## Task prompt
Each entry below must be repeated word for word.

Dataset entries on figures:

--

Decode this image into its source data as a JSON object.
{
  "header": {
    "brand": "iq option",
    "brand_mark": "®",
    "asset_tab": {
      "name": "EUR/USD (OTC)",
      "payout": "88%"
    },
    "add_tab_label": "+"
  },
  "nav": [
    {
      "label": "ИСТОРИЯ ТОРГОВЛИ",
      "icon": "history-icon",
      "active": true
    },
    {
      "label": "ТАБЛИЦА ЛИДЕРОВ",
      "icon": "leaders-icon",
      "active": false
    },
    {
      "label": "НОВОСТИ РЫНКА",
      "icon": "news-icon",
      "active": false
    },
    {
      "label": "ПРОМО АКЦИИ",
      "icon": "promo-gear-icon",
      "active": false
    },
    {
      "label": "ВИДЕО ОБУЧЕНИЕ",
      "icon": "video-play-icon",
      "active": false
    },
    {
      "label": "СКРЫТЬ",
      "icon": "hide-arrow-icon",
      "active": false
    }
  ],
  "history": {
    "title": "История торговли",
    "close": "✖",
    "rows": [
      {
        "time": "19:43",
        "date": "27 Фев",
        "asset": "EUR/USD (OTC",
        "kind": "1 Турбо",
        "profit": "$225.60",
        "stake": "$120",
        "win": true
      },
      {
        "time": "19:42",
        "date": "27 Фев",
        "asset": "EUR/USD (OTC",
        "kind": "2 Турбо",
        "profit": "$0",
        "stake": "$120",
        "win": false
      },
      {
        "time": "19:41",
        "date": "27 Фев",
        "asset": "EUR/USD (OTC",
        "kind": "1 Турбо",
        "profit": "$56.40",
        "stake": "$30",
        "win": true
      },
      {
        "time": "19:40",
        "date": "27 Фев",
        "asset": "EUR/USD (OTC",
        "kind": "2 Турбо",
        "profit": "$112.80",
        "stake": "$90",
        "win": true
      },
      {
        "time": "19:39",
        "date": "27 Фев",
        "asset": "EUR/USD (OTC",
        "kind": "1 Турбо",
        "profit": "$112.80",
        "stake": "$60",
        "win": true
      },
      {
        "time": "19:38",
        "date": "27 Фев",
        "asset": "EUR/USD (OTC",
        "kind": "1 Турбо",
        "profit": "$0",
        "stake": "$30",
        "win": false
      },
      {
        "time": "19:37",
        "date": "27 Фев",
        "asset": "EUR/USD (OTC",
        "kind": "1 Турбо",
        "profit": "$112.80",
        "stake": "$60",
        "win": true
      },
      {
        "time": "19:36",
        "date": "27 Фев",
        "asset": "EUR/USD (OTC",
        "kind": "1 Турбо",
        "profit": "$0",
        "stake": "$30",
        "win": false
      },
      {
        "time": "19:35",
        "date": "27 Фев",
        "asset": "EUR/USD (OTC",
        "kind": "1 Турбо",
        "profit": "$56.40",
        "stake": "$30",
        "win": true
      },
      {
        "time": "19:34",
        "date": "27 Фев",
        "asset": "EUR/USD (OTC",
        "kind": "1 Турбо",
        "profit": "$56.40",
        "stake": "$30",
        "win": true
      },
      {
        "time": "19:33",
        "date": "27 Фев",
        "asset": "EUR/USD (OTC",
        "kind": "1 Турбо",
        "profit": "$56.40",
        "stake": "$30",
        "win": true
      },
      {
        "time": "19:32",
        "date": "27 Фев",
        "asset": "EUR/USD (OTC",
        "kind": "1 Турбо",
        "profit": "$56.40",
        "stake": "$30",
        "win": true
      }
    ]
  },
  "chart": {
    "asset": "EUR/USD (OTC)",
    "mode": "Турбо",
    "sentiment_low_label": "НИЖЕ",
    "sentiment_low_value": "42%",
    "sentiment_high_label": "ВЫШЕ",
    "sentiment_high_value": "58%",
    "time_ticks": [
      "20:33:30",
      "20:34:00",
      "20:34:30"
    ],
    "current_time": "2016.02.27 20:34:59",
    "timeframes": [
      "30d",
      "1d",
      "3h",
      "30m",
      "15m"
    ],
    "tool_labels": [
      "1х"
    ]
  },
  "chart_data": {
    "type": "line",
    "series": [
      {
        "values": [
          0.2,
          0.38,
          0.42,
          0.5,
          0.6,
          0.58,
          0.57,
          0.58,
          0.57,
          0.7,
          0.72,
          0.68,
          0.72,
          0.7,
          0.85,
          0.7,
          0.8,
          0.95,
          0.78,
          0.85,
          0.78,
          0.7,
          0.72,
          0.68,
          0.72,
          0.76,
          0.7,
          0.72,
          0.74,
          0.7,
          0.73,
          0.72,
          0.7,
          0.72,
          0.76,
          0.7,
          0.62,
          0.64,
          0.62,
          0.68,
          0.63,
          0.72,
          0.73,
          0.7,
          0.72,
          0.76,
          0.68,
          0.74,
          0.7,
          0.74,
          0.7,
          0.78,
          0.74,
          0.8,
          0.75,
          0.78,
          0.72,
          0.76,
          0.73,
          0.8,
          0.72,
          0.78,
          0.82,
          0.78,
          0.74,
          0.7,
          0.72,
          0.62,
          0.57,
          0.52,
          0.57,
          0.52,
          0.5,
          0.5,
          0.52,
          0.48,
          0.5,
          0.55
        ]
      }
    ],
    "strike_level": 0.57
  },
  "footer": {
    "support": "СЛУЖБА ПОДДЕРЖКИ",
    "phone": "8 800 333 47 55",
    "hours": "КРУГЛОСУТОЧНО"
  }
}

--

## Completed exercise
Decode this image into its source data as a JSON object.
{
  "header": {
    "brand": "iq option",
    "brand_mark": "®",
    "asset_tab": {
      "name": "EUR/USD (OTC)",
      "payout": "88%"
    },
    "add_tab_label": "+"
  },
  "nav": [
    {
      "label": "ИСТОРИЯ ТОРГОВЛИ",
      "icon": "history-icon",
      "active": true
    },
    {
      "label": "ТАБЛИЦА ЛИДЕРОВ",
      "icon": "leaders-icon",
      "active": false
    },
    {
      "label": "НОВОСТИ РЫНКА",
      "icon": "news-icon",
      "active": false
    },
    {
      "label": "ПРОМО АКЦИИ",
      "icon": "promo-gear-icon",
      "active": false
    },
    {
      "label": "ВИДЕО ОБУЧЕНИЕ",
      "icon": "video-play-icon",
      "active": false
    },
    {
      "label": "СКРЫТЬ",
      "icon": "hide-arrow-icon",
      "active": false
    }
  ],
  "history": {
    "title": "История торговли",
    "close": "✖",
    "rows": [
      {
        "time": "19:43",
        "date": "27 Фев",
        "asset": "EUR/USD (OTC",
        "kind": "1 Турбо",
        "profit": "$225.60",
        "stake": "$120",
        "win": true
      },
      {
        "time": "19:42",
        "date": "27 Фев",
        "asset": "EUR/USD (OTC",
        "kind": "2 Турбо",
        "profit": "$0",
        "stake": "$120",
        "win": false
      },
      {
        "time": "19:41",
        "date": "27 Фев",
        "asset": "EUR/USD (OTC",
        "kind": "1 Турбо",
        "profit": "$56.40",
        "stake": "$30",
        "win": true
      },
      {
        "time": "19:40",
        "date": "27 Фев",
        "asset": "EUR/USD (OTC",
        "kind": "2 Турбо",
        "profit": "$112.80",
        "stake": "$90",
        "win": true
      },
      {
        "time": "19:39",
        "date": "27 Фев",
        "asset": "EUR/USD (OTC",
        "kind": "1 Турбо",
        "profit": "$112.80",
        "stake": "$60",
        "win": true
      },
      {
        "time": "19:38",
        "date": "27 Фев",
        "asset": "EUR/USD (OTC",
        "kind": "1 Турбо",
        "profit": "$0",
        "stake": "$30",
        "win": false
      },
      {
        "time": "19:37",
        "date": "27 Фев",
        "asset": "EUR/USD (OTC",
        "kind": "1 Турбо",
        "profit": "$112.80",
        "stake": "$60",
        "win": true
      },
      {
        "time": "19:36",
        "date": "27 Фев",
        "asset": "EUR/USD (OTC",
        "kind": "1 Турбо",
        "profit": "$0",
        "stake": "$30",
        "win": false
      },
      {
        "time": "19:35",
        "date": "27 Фев",
        "asset": "EUR/USD (OTC",
        "kind": "1 Турбо",
        "profit": "$56.40",
        "stake": "$30",
        "win": true
      },
      {
        "time": "19:34",
        "date": "27 Фев",
        "asset": "EUR/USD (OTC",
        "kind": "1 Турбо",
        "profit": "$56.40",
        "stake": "$30",
        "win": true
      },
      {
        "time": "19:33",
        "date": "27 Фев",
        "asset": "EUR/USD (OTC",
        "kind": "1 Турбо",
        "profit": "$56.40",
        "stake": "$30",
        "win": true
      },
      {
        "time": "19:32",
        "date": "27 Фев",
        "asset": "EUR/USD (OTC",
        "kind": "1 Турбо",
        "profit": "$56.40",
        "stake": "$30",
        "win": true
      }
    ]
  },
  "chart": {
    "asset": "EUR/USD (OTC)",
    "mode": "Турбо",
    "sentiment_low_label": "НИЖЕ",
    "sentiment_low_value": "42%",
    "sentiment_high_label": "ВЫШЕ",
    "sentiment_high_value": "58%",
    "time_ticks": [
      "20:33:30",
      "20:34:00",
      "20:34:30"
    ],
    "current_time": "2016.02.27 20:34:59",
    "timeframes": [
      "30d",
      "1d",
      "3h",
      "30m",
      "15m"
    ],
    "tool_labels": [
      "1х"
    ]
  },
  "chart_data": {
    "type": "line",
    "series": [
      {
        "values": [
          0.2,
          0.38,
          0.42,
          0.5,
          0.6,
          0.58,
          0.57,
          0.58,
          0.57,
          0.7,
          0.72,
          0.68,
          0.72,
          0.7,
          0.85,
          0.7,
          0.8,
          0.95,
          0.78,
          0.85,
          0.78,
          0.7,
          0.72,
          0.68,
          0.72,
          0.76,
          0.7,
          0.72,
          0.74,
          0.7,
          0.73,
          0.72,
          0.7,
          0.72,
          0.76,
          0.7,
          0.62,
          0.64,
          0.62,
          0.68,
          0.63,
          0.72,
          0.73,
          0.7,
          0.72,
          0.76,
          0.68,
          0.74,
          0.7,
          0.74,
          0.7,
          0.78,
          0.74,
          0.8,
          0.75,
          0.78,
          0.72,
          0.76,
          0.73,
          0.8,
          0.72,
          0.78,
          0.82,
          0.78,
          0.74,
          0.7,
          0.72,
          0.62,
          0.57,
          0.52,
          0.57,
          0.52,
          0.5,
          0.5,
          0.52,
          0.48,
          0.5,
          0.55
        ]
      }
    ],
    "strike_level": 0.57
  },
  "footer": {
    "support": "СЛУЖБА ПОДДЕРЖКИ",
    "phone": "8 800 333 47 55",
    "hours": "КРУГЛОСУТОЧНО"
  }
}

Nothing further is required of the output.